Your objective: Repeat every line exactly, keeping the pictures out of the copy.

# Information supplied start

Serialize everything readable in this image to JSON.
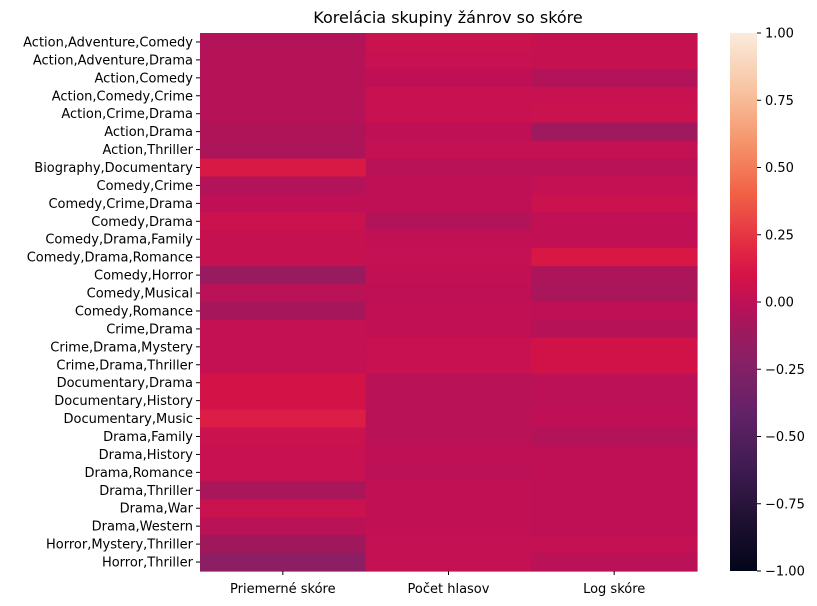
{
  "chart_data": {
    "type": "heatmap",
    "title": "Korelácia skupiny žánrov so skóre",
    "xlabel": "",
    "ylabel": "",
    "columns": [
      "Priemerné skóre",
      "Počet hlasov",
      "Log skóre"
    ],
    "rows": [
      "Action,Adventure,Comedy",
      "Action,Adventure,Drama",
      "Action,Comedy",
      "Action,Comedy,Crime",
      "Action,Crime,Drama",
      "Action,Drama",
      "Action,Thriller",
      "Biography,Documentary",
      "Comedy,Crime",
      "Comedy,Crime,Drama",
      "Comedy,Drama",
      "Comedy,Drama,Family",
      "Comedy,Drama,Romance",
      "Comedy,Horror",
      "Comedy,Musical",
      "Comedy,Romance",
      "Crime,Drama",
      "Crime,Drama,Mystery",
      "Crime,Drama,Thriller",
      "Documentary,Drama",
      "Documentary,History",
      "Documentary,Music",
      "Drama,Family",
      "Drama,History",
      "Drama,Romance",
      "Drama,Thriller",
      "Drama,War",
      "Drama,Western",
      "Horror,Mystery,Thriller",
      "Horror,Thriller"
    ],
    "values": [
      [
        -0.04,
        0.05,
        0.03
      ],
      [
        -0.03,
        0.04,
        0.03
      ],
      [
        -0.03,
        0.0,
        -0.04
      ],
      [
        -0.03,
        0.04,
        0.04
      ],
      [
        -0.03,
        0.04,
        0.05
      ],
      [
        -0.05,
        0.0,
        -0.11
      ],
      [
        -0.06,
        0.02,
        0.02
      ],
      [
        0.13,
        -0.02,
        -0.02
      ],
      [
        -0.04,
        0.0,
        0.02
      ],
      [
        0.0,
        0.0,
        0.05
      ],
      [
        0.05,
        -0.04,
        0.01
      ],
      [
        0.03,
        0.01,
        0.01
      ],
      [
        0.03,
        0.02,
        0.12
      ],
      [
        -0.14,
        0.01,
        -0.06
      ],
      [
        -0.02,
        0.0,
        -0.07
      ],
      [
        -0.08,
        0.01,
        0.0
      ],
      [
        0.02,
        0.01,
        -0.03
      ],
      [
        0.02,
        0.04,
        0.08
      ],
      [
        0.02,
        0.04,
        0.08
      ],
      [
        0.09,
        -0.02,
        -0.01
      ],
      [
        0.09,
        -0.02,
        -0.01
      ],
      [
        0.15,
        -0.02,
        0.0
      ],
      [
        0.05,
        -0.02,
        -0.04
      ],
      [
        0.04,
        0.0,
        0.0
      ],
      [
        0.04,
        -0.01,
        0.0
      ],
      [
        -0.07,
        0.01,
        0.0
      ],
      [
        0.05,
        0.01,
        0.0
      ],
      [
        -0.02,
        0.01,
        0.0
      ],
      [
        -0.1,
        0.02,
        0.02
      ],
      [
        -0.2,
        0.02,
        -0.02
      ]
    ],
    "colorbar": {
      "range": [
        -1.0,
        1.0
      ],
      "ticks": [
        "1.00",
        "0.75",
        "0.50",
        "0.25",
        "0.00",
        "−0.25",
        "−0.50",
        "−0.75",
        "−1.00"
      ],
      "tick_values": [
        1.0,
        0.75,
        0.5,
        0.25,
        0.0,
        -0.25,
        -0.5,
        -0.75,
        -1.0
      ]
    },
    "colormap": "rocket"
  }
}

# Information supplied end

Response:
Serialize everything readable in this image to JSON.
{
  "chart_data": {
    "type": "heatmap",
    "title": "Korelácia skupiny žánrov so skóre",
    "xlabel": "",
    "ylabel": "",
    "columns": [
      "Priemerné skóre",
      "Počet hlasov",
      "Log skóre"
    ],
    "rows": [
      "Action,Adventure,Comedy",
      "Action,Adventure,Drama",
      "Action,Comedy",
      "Action,Comedy,Crime",
      "Action,Crime,Drama",
      "Action,Drama",
      "Action,Thriller",
      "Biography,Documentary",
      "Comedy,Crime",
      "Comedy,Crime,Drama",
      "Comedy,Drama",
      "Comedy,Drama,Family",
      "Comedy,Drama,Romance",
      "Comedy,Horror",
      "Comedy,Musical",
      "Comedy,Romance",
      "Crime,Drama",
      "Crime,Drama,Mystery",
      "Crime,Drama,Thriller",
      "Documentary,Drama",
      "Documentary,History",
      "Documentary,Music",
      "Drama,Family",
      "Drama,History",
      "Drama,Romance",
      "Drama,Thriller",
      "Drama,War",
      "Drama,Western",
      "Horror,Mystery,Thriller",
      "Horror,Thriller"
    ],
    "values": [
      [
        -0.04,
        0.05,
        0.03
      ],
      [
        -0.03,
        0.04,
        0.03
      ],
      [
        -0.03,
        0.0,
        -0.04
      ],
      [
        -0.03,
        0.04,
        0.04
      ],
      [
        -0.03,
        0.04,
        0.05
      ],
      [
        -0.05,
        0.0,
        -0.11
      ],
      [
        -0.06,
        0.02,
        0.02
      ],
      [
        0.13,
        -0.02,
        -0.02
      ],
      [
        -0.04,
        0.0,
        0.02
      ],
      [
        0.0,
        0.0,
        0.05
      ],
      [
        0.05,
        -0.04,
        0.01
      ],
      [
        0.03,
        0.01,
        0.01
      ],
      [
        0.03,
        0.02,
        0.12
      ],
      [
        -0.14,
        0.01,
        -0.06
      ],
      [
        -0.02,
        0.0,
        -0.07
      ],
      [
        -0.08,
        0.01,
        0.0
      ],
      [
        0.02,
        0.01,
        -0.03
      ],
      [
        0.02,
        0.04,
        0.08
      ],
      [
        0.02,
        0.04,
        0.08
      ],
      [
        0.09,
        -0.02,
        -0.01
      ],
      [
        0.09,
        -0.02,
        -0.01
      ],
      [
        0.15,
        -0.02,
        0.0
      ],
      [
        0.05,
        -0.02,
        -0.04
      ],
      [
        0.04,
        0.0,
        0.0
      ],
      [
        0.04,
        -0.01,
        0.0
      ],
      [
        -0.07,
        0.01,
        0.0
      ],
      [
        0.05,
        0.01,
        0.0
      ],
      [
        -0.02,
        0.01,
        0.0
      ],
      [
        -0.1,
        0.02,
        0.02
      ],
      [
        -0.2,
        0.02,
        -0.02
      ]
    ],
    "colorbar": {
      "range": [
        -1.0,
        1.0
      ],
      "ticks": [
        "1.00",
        "0.75",
        "0.50",
        "0.25",
        "0.00",
        "−0.25",
        "−0.50",
        "−0.75",
        "−1.00"
      ],
      "tick_values": [
        1.0,
        0.75,
        0.5,
        0.25,
        0.0,
        -0.25,
        -0.5,
        -0.75,
        -1.0
      ]
    },
    "colormap": "rocket"
  }
}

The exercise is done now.